[Records contained in a dataset]
◇ ◇ ◇
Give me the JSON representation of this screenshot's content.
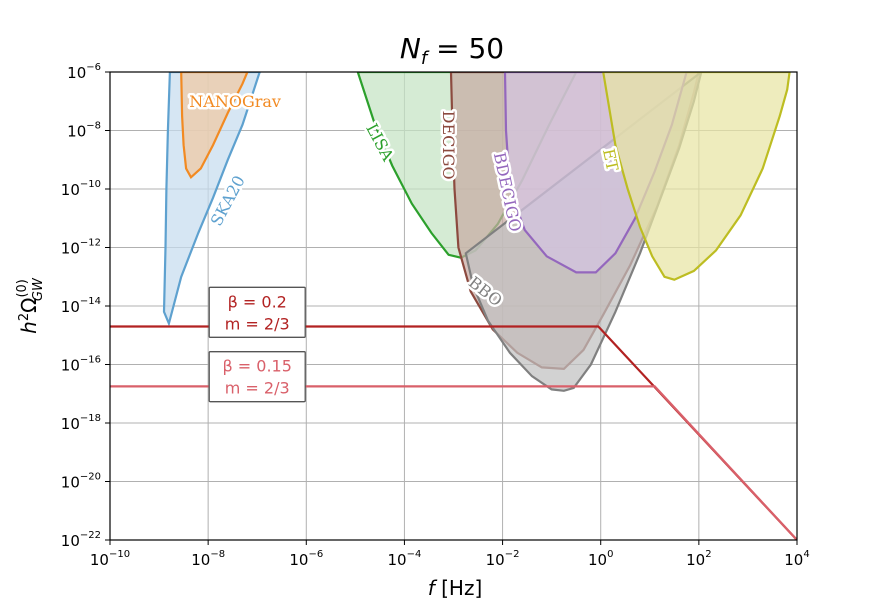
{
  "chart_data": {
    "type": "area",
    "title": "N_f = 50",
    "title_parts": {
      "symbol": "N",
      "subscript": "f",
      "rest": " = 50"
    },
    "xlabel": "f [Hz]",
    "ylabel": "h²Ω_GW^(0)",
    "xscale": "log",
    "yscale": "log",
    "xlim_log10": [
      -10,
      4
    ],
    "ylim_log10": [
      -22,
      -6
    ],
    "grid": true,
    "x_ticks": [
      {
        "base": "10",
        "exp": "−10",
        "value": -10
      },
      {
        "base": "10",
        "exp": "−8",
        "value": -8
      },
      {
        "base": "10",
        "exp": "−6",
        "value": -6
      },
      {
        "base": "10",
        "exp": "−4",
        "value": -4
      },
      {
        "base": "10",
        "exp": "−2",
        "value": -2
      },
      {
        "base": "10",
        "exp": "0",
        "value": 0
      },
      {
        "base": "10",
        "exp": "2",
        "value": 2
      },
      {
        "base": "10",
        "exp": "4",
        "value": 4
      }
    ],
    "y_ticks": [
      {
        "base": "10",
        "exp": "−6",
        "value": -6
      },
      {
        "base": "10",
        "exp": "−8",
        "value": -8
      },
      {
        "base": "10",
        "exp": "−10",
        "value": -10
      },
      {
        "base": "10",
        "exp": "−12",
        "value": -12
      },
      {
        "base": "10",
        "exp": "−14",
        "value": -14
      },
      {
        "base": "10",
        "exp": "−16",
        "value": -16
      },
      {
        "base": "10",
        "exp": "−18",
        "value": -18
      },
      {
        "base": "10",
        "exp": "−20",
        "value": -20
      },
      {
        "base": "10",
        "exp": "−22",
        "value": -22
      }
    ],
    "sensitivity_curves": [
      {
        "name": "SKA20",
        "color": "#5ea1cf",
        "fill": "#c6dcef",
        "log10_points": [
          [
            -8.78,
            -6
          ],
          [
            -8.82,
            -8
          ],
          [
            -8.85,
            -10
          ],
          [
            -8.87,
            -12
          ],
          [
            -8.9,
            -14.2
          ],
          [
            -8.8,
            -14.6
          ],
          [
            -8.55,
            -13
          ],
          [
            -8.2,
            -11.5
          ],
          [
            -7.9,
            -10.3
          ],
          [
            -7.6,
            -9
          ],
          [
            -7.3,
            -7.8
          ],
          [
            -6.95,
            -6
          ]
        ]
      },
      {
        "name": "NANOGrav",
        "color": "#f28a22",
        "fill": "#f0c9a2",
        "log10_points": [
          [
            -8.55,
            -6
          ],
          [
            -8.53,
            -7.5
          ],
          [
            -8.5,
            -8.5
          ],
          [
            -8.45,
            -9.3
          ],
          [
            -8.35,
            -9.6
          ],
          [
            -8.15,
            -9.3
          ],
          [
            -7.9,
            -8.5
          ],
          [
            -7.6,
            -7.4
          ],
          [
            -7.3,
            -6.4
          ],
          [
            -7.2,
            -6
          ]
        ]
      },
      {
        "name": "LISA",
        "color": "#2ca02c",
        "fill": "#c5e3c3",
        "log10_points": [
          [
            -4.95,
            -6
          ],
          [
            -4.6,
            -7.8
          ],
          [
            -4.25,
            -9.2
          ],
          [
            -3.85,
            -10.5
          ],
          [
            -3.45,
            -11.5
          ],
          [
            -3.1,
            -12.25
          ],
          [
            -2.85,
            -12.35
          ],
          [
            -2.55,
            -12.1
          ],
          [
            -2.1,
            -11.2
          ],
          [
            -1.6,
            -9.7
          ],
          [
            -1.05,
            -7.8
          ],
          [
            -0.5,
            -6
          ]
        ]
      },
      {
        "name": "DECIGO",
        "color": "#8c4a3f",
        "fill": "#c8aaa4",
        "log10_points": [
          [
            -3.05,
            -6
          ],
          [
            -3.02,
            -8
          ],
          [
            -2.98,
            -10
          ],
          [
            -2.9,
            -12
          ],
          [
            -2.65,
            -13.5
          ],
          [
            -2.2,
            -14.8
          ],
          [
            -1.7,
            -15.6
          ],
          [
            -1.2,
            -16.1
          ],
          [
            -0.75,
            -16.15
          ],
          [
            -0.35,
            -15.5
          ],
          [
            0.05,
            -14.3
          ],
          [
            0.6,
            -12.6
          ],
          [
            1.15,
            -10.6
          ],
          [
            1.6,
            -8.5
          ],
          [
            1.9,
            -6.7
          ],
          [
            2.0,
            -6
          ]
        ]
      },
      {
        "name": "BBO",
        "color": "#808080",
        "fill": "#c0c0c0",
        "log10_points": [
          [
            -2.75,
            -12.2
          ],
          [
            -2.6,
            -13.3
          ],
          [
            -2.3,
            -14.5
          ],
          [
            -1.85,
            -15.6
          ],
          [
            -1.4,
            -16.4
          ],
          [
            -1.0,
            -16.85
          ],
          [
            -0.75,
            -16.9
          ],
          [
            -0.55,
            -16.8
          ],
          [
            -0.2,
            -16
          ],
          [
            0.3,
            -14.2
          ],
          [
            0.8,
            -12.2
          ],
          [
            1.2,
            -10.4
          ],
          [
            1.6,
            -8.6
          ],
          [
            1.9,
            -7
          ],
          [
            2.05,
            -6
          ]
        ]
      },
      {
        "name": "BDECIGO",
        "color": "#9467bd",
        "fill": "#d4c3e0",
        "log10_points": [
          [
            -1.95,
            -6
          ],
          [
            -1.93,
            -8
          ],
          [
            -1.85,
            -10
          ],
          [
            -1.55,
            -11.4
          ],
          [
            -1.1,
            -12.3
          ],
          [
            -0.5,
            -12.85
          ],
          [
            -0.1,
            -12.85
          ],
          [
            0.3,
            -12.2
          ],
          [
            0.7,
            -11
          ],
          [
            1.1,
            -9.4
          ],
          [
            1.45,
            -7.8
          ],
          [
            1.75,
            -6
          ]
        ]
      },
      {
        "name": "ET",
        "color": "#bdbd22",
        "fill": "#e7e4a3",
        "log10_points": [
          [
            0.05,
            -6
          ],
          [
            0.15,
            -7
          ],
          [
            0.3,
            -8.5
          ],
          [
            0.55,
            -10
          ],
          [
            0.8,
            -11.3
          ],
          [
            1.05,
            -12.3
          ],
          [
            1.3,
            -13
          ],
          [
            1.5,
            -13.1
          ],
          [
            1.9,
            -12.8
          ],
          [
            2.35,
            -12.1
          ],
          [
            2.85,
            -10.9
          ],
          [
            3.3,
            -9.3
          ],
          [
            3.65,
            -7.5
          ],
          [
            3.8,
            -6.6
          ],
          [
            3.85,
            -6
          ]
        ]
      }
    ],
    "series": [
      {
        "name": "beta=0.2, m=2/3",
        "color": "#b22222",
        "log10_points": [
          [
            -10,
            -14.7
          ],
          [
            -0.05,
            -14.7
          ],
          [
            4,
            -22.0
          ]
        ],
        "annotation": {
          "line1": "β = 0.2",
          "line2": "m = 2/3"
        }
      },
      {
        "name": "beta=0.15, m=2/3",
        "color": "#d9606a",
        "log10_points": [
          [
            -10,
            -16.75
          ],
          [
            1.1,
            -16.75
          ],
          [
            4,
            -22.0
          ]
        ],
        "annotation": {
          "line1": "β = 0.15",
          "line2": "m = 2/3"
        }
      }
    ]
  }
}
◇ ◇ ◇
→ What the task asks: Give the material again exactly as it is, but keep the pictures out.

→ Output for this task:
Give me the JSON representation of this screenshot's content.
{
  "chart_data": {
    "type": "area",
    "title": "N_f = 50",
    "title_parts": {
      "symbol": "N",
      "subscript": "f",
      "rest": " = 50"
    },
    "xlabel": "f [Hz]",
    "ylabel": "h²Ω_GW^(0)",
    "xscale": "log",
    "yscale": "log",
    "xlim_log10": [
      -10,
      4
    ],
    "ylim_log10": [
      -22,
      -6
    ],
    "grid": true,
    "x_ticks": [
      {
        "base": "10",
        "exp": "−10",
        "value": -10
      },
      {
        "base": "10",
        "exp": "−8",
        "value": -8
      },
      {
        "base": "10",
        "exp": "−6",
        "value": -6
      },
      {
        "base": "10",
        "exp": "−4",
        "value": -4
      },
      {
        "base": "10",
        "exp": "−2",
        "value": -2
      },
      {
        "base": "10",
        "exp": "0",
        "value": 0
      },
      {
        "base": "10",
        "exp": "2",
        "value": 2
      },
      {
        "base": "10",
        "exp": "4",
        "value": 4
      }
    ],
    "y_ticks": [
      {
        "base": "10",
        "exp": "−6",
        "value": -6
      },
      {
        "base": "10",
        "exp": "−8",
        "value": -8
      },
      {
        "base": "10",
        "exp": "−10",
        "value": -10
      },
      {
        "base": "10",
        "exp": "−12",
        "value": -12
      },
      {
        "base": "10",
        "exp": "−14",
        "value": -14
      },
      {
        "base": "10",
        "exp": "−16",
        "value": -16
      },
      {
        "base": "10",
        "exp": "−18",
        "value": -18
      },
      {
        "base": "10",
        "exp": "−20",
        "value": -20
      },
      {
        "base": "10",
        "exp": "−22",
        "value": -22
      }
    ],
    "sensitivity_curves": [
      {
        "name": "SKA20",
        "color": "#5ea1cf",
        "fill": "#c6dcef",
        "log10_points": [
          [
            -8.78,
            -6
          ],
          [
            -8.82,
            -8
          ],
          [
            -8.85,
            -10
          ],
          [
            -8.87,
            -12
          ],
          [
            -8.9,
            -14.2
          ],
          [
            -8.8,
            -14.6
          ],
          [
            -8.55,
            -13
          ],
          [
            -8.2,
            -11.5
          ],
          [
            -7.9,
            -10.3
          ],
          [
            -7.6,
            -9
          ],
          [
            -7.3,
            -7.8
          ],
          [
            -6.95,
            -6
          ]
        ]
      },
      {
        "name": "NANOGrav",
        "color": "#f28a22",
        "fill": "#f0c9a2",
        "log10_points": [
          [
            -8.55,
            -6
          ],
          [
            -8.53,
            -7.5
          ],
          [
            -8.5,
            -8.5
          ],
          [
            -8.45,
            -9.3
          ],
          [
            -8.35,
            -9.6
          ],
          [
            -8.15,
            -9.3
          ],
          [
            -7.9,
            -8.5
          ],
          [
            -7.6,
            -7.4
          ],
          [
            -7.3,
            -6.4
          ],
          [
            -7.2,
            -6
          ]
        ]
      },
      {
        "name": "LISA",
        "color": "#2ca02c",
        "fill": "#c5e3c3",
        "log10_points": [
          [
            -4.95,
            -6
          ],
          [
            -4.6,
            -7.8
          ],
          [
            -4.25,
            -9.2
          ],
          [
            -3.85,
            -10.5
          ],
          [
            -3.45,
            -11.5
          ],
          [
            -3.1,
            -12.25
          ],
          [
            -2.85,
            -12.35
          ],
          [
            -2.55,
            -12.1
          ],
          [
            -2.1,
            -11.2
          ],
          [
            -1.6,
            -9.7
          ],
          [
            -1.05,
            -7.8
          ],
          [
            -0.5,
            -6
          ]
        ]
      },
      {
        "name": "DECIGO",
        "color": "#8c4a3f",
        "fill": "#c8aaa4",
        "log10_points": [
          [
            -3.05,
            -6
          ],
          [
            -3.02,
            -8
          ],
          [
            -2.98,
            -10
          ],
          [
            -2.9,
            -12
          ],
          [
            -2.65,
            -13.5
          ],
          [
            -2.2,
            -14.8
          ],
          [
            -1.7,
            -15.6
          ],
          [
            -1.2,
            -16.1
          ],
          [
            -0.75,
            -16.15
          ],
          [
            -0.35,
            -15.5
          ],
          [
            0.05,
            -14.3
          ],
          [
            0.6,
            -12.6
          ],
          [
            1.15,
            -10.6
          ],
          [
            1.6,
            -8.5
          ],
          [
            1.9,
            -6.7
          ],
          [
            2.0,
            -6
          ]
        ]
      },
      {
        "name": "BBO",
        "color": "#808080",
        "fill": "#c0c0c0",
        "log10_points": [
          [
            -2.75,
            -12.2
          ],
          [
            -2.6,
            -13.3
          ],
          [
            -2.3,
            -14.5
          ],
          [
            -1.85,
            -15.6
          ],
          [
            -1.4,
            -16.4
          ],
          [
            -1.0,
            -16.85
          ],
          [
            -0.75,
            -16.9
          ],
          [
            -0.55,
            -16.8
          ],
          [
            -0.2,
            -16
          ],
          [
            0.3,
            -14.2
          ],
          [
            0.8,
            -12.2
          ],
          [
            1.2,
            -10.4
          ],
          [
            1.6,
            -8.6
          ],
          [
            1.9,
            -7
          ],
          [
            2.05,
            -6
          ]
        ]
      },
      {
        "name": "BDECIGO",
        "color": "#9467bd",
        "fill": "#d4c3e0",
        "log10_points": [
          [
            -1.95,
            -6
          ],
          [
            -1.93,
            -8
          ],
          [
            -1.85,
            -10
          ],
          [
            -1.55,
            -11.4
          ],
          [
            -1.1,
            -12.3
          ],
          [
            -0.5,
            -12.85
          ],
          [
            -0.1,
            -12.85
          ],
          [
            0.3,
            -12.2
          ],
          [
            0.7,
            -11
          ],
          [
            1.1,
            -9.4
          ],
          [
            1.45,
            -7.8
          ],
          [
            1.75,
            -6
          ]
        ]
      },
      {
        "name": "ET",
        "color": "#bdbd22",
        "fill": "#e7e4a3",
        "log10_points": [
          [
            0.05,
            -6
          ],
          [
            0.15,
            -7
          ],
          [
            0.3,
            -8.5
          ],
          [
            0.55,
            -10
          ],
          [
            0.8,
            -11.3
          ],
          [
            1.05,
            -12.3
          ],
          [
            1.3,
            -13
          ],
          [
            1.5,
            -13.1
          ],
          [
            1.9,
            -12.8
          ],
          [
            2.35,
            -12.1
          ],
          [
            2.85,
            -10.9
          ],
          [
            3.3,
            -9.3
          ],
          [
            3.65,
            -7.5
          ],
          [
            3.8,
            -6.6
          ],
          [
            3.85,
            -6
          ]
        ]
      }
    ],
    "series": [
      {
        "name": "beta=0.2, m=2/3",
        "color": "#b22222",
        "log10_points": [
          [
            -10,
            -14.7
          ],
          [
            -0.05,
            -14.7
          ],
          [
            4,
            -22.0
          ]
        ],
        "annotation": {
          "line1": "β = 0.2",
          "line2": "m = 2/3"
        }
      },
      {
        "name": "beta=0.15, m=2/3",
        "color": "#d9606a",
        "log10_points": [
          [
            -10,
            -16.75
          ],
          [
            1.1,
            -16.75
          ],
          [
            4,
            -22.0
          ]
        ],
        "annotation": {
          "line1": "β = 0.15",
          "line2": "m = 2/3"
        }
      }
    ]
  }
}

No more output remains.